*INSTRUCTIONS FOR THE TASK:*
Copy every line that holds "installing".

[A block of data]
++++++++++++++++++++

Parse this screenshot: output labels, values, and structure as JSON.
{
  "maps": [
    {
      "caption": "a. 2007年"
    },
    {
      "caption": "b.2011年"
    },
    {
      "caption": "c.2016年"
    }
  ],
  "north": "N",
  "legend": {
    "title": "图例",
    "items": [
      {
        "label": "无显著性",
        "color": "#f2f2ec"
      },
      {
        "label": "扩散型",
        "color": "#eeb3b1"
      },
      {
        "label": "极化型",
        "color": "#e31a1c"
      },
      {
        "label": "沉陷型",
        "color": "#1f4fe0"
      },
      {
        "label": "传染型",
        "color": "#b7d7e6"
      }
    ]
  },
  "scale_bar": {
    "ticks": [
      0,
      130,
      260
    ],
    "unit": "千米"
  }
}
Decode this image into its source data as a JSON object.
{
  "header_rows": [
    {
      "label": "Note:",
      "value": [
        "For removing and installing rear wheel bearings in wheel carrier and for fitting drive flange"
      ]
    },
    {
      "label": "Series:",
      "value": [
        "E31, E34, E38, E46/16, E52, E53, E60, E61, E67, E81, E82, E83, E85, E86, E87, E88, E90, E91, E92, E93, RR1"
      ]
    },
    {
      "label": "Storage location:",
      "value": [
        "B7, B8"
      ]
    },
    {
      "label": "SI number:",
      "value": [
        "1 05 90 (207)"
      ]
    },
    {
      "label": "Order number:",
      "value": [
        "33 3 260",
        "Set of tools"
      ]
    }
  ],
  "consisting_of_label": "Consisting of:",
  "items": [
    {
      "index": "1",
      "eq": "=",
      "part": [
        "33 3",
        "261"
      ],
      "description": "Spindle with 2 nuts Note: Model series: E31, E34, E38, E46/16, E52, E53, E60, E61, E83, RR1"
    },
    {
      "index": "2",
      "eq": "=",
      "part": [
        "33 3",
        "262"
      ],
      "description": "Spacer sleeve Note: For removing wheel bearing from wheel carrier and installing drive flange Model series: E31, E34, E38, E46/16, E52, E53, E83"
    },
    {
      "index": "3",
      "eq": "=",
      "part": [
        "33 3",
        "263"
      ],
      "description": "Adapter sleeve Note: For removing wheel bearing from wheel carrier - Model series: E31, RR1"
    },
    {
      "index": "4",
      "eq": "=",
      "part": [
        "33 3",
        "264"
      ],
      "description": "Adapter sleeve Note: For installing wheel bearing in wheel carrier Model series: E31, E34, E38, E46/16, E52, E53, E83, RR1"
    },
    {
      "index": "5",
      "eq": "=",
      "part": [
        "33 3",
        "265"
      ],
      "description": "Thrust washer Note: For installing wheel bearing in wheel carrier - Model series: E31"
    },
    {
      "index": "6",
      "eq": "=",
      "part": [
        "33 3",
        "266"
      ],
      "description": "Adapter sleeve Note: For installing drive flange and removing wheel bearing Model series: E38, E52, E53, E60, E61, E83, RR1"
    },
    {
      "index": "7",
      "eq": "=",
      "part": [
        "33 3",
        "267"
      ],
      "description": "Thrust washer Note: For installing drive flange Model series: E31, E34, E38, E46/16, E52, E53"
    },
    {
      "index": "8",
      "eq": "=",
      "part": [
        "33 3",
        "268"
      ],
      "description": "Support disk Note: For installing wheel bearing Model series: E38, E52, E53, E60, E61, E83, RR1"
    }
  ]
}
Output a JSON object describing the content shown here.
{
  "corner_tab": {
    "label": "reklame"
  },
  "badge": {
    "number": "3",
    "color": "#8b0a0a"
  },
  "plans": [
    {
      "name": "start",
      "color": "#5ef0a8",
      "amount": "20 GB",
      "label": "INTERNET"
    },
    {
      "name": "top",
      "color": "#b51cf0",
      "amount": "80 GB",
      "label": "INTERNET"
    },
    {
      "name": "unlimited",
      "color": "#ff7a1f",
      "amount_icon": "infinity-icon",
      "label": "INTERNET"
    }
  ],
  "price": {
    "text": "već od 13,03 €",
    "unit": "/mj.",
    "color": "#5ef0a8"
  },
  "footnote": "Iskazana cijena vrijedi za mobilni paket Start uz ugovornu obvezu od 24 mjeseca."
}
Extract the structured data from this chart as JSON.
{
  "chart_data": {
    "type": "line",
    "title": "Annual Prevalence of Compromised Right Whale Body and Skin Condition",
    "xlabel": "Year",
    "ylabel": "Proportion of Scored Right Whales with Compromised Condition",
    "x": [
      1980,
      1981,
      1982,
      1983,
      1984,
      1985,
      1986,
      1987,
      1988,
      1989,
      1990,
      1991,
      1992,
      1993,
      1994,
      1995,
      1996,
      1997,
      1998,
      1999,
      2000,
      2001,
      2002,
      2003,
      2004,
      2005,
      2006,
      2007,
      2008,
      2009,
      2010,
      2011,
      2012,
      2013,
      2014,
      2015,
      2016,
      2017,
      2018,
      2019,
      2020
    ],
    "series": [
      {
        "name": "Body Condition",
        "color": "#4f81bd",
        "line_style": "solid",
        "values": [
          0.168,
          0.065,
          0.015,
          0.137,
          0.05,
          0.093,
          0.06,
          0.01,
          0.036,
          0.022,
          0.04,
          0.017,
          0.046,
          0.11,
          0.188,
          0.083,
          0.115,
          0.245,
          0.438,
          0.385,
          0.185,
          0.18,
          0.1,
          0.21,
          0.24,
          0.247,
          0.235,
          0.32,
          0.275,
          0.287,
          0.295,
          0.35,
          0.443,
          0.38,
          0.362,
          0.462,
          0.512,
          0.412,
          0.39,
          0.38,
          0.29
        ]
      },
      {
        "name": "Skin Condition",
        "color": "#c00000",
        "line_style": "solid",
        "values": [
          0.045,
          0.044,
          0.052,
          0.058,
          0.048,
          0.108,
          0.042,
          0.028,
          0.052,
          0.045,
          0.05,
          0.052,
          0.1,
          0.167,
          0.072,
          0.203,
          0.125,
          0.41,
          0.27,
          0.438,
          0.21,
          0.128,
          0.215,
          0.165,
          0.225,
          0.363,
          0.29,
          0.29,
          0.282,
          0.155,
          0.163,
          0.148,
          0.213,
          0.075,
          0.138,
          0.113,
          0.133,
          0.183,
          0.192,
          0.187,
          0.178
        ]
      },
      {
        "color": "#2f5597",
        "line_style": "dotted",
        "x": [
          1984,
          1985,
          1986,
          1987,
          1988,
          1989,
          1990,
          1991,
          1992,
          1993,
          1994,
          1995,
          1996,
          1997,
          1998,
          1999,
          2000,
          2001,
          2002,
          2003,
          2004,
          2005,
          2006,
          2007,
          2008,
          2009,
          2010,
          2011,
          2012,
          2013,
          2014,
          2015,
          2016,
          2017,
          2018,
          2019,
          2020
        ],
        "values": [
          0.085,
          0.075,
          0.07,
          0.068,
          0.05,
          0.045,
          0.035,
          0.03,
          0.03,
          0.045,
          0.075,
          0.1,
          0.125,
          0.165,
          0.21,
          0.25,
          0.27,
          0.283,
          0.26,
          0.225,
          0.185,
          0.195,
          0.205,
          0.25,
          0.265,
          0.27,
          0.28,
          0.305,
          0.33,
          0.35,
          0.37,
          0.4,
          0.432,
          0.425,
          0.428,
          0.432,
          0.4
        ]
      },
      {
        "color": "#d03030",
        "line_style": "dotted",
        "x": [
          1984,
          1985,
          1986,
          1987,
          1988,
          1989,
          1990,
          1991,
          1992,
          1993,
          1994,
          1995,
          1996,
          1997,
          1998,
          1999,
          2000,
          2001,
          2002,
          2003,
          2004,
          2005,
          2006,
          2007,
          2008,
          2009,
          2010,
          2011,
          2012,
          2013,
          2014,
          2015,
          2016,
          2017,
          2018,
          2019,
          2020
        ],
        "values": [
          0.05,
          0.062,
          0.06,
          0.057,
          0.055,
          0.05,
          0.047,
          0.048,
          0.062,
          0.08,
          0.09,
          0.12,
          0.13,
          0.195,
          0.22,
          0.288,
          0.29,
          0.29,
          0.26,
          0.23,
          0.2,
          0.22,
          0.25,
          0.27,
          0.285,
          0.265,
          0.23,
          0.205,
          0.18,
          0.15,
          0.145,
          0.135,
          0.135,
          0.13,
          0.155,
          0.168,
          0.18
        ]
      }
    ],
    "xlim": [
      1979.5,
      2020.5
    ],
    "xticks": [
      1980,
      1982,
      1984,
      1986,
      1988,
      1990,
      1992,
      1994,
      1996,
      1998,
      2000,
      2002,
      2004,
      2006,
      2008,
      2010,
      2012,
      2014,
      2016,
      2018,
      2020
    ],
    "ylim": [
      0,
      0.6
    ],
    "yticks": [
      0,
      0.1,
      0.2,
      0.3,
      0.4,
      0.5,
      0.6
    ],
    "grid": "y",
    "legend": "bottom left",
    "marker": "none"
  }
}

++++++++++++++++++++

*CORRECT OUTPUT:*
        "For removing and installing rear wheel bearings in wheel carrier and for fitting drive flange"
      "description": "Spacer sleeve Note: For removing wheel bearing from wheel carrier and installing drive flange Model series: E31, E34, E38, E46/16, E52, E53, E83"
      "description": "Adapter sleeve Note: For installing wheel bearing in wheel carrier Model series: E31, E34, E38, E46/16, E52, E53, E83, RR1"
      "description": "Thrust washer Note: For installing wheel bearing in wheel carrier - Model series: E31"
      "description": "Adapter sleeve Note: For installing drive flange and removing wheel bearing Model series: E38, E52, E53, E60, E61, E83, RR1"
      "description": "Thrust washer Note: For installing drive flange Model series: E31, E34, E38, E46/16, E52, E53"
      "description": "Support disk Note: For installing wheel bearing Model series: E38, E52, E53, E60, E61, E83, RR1"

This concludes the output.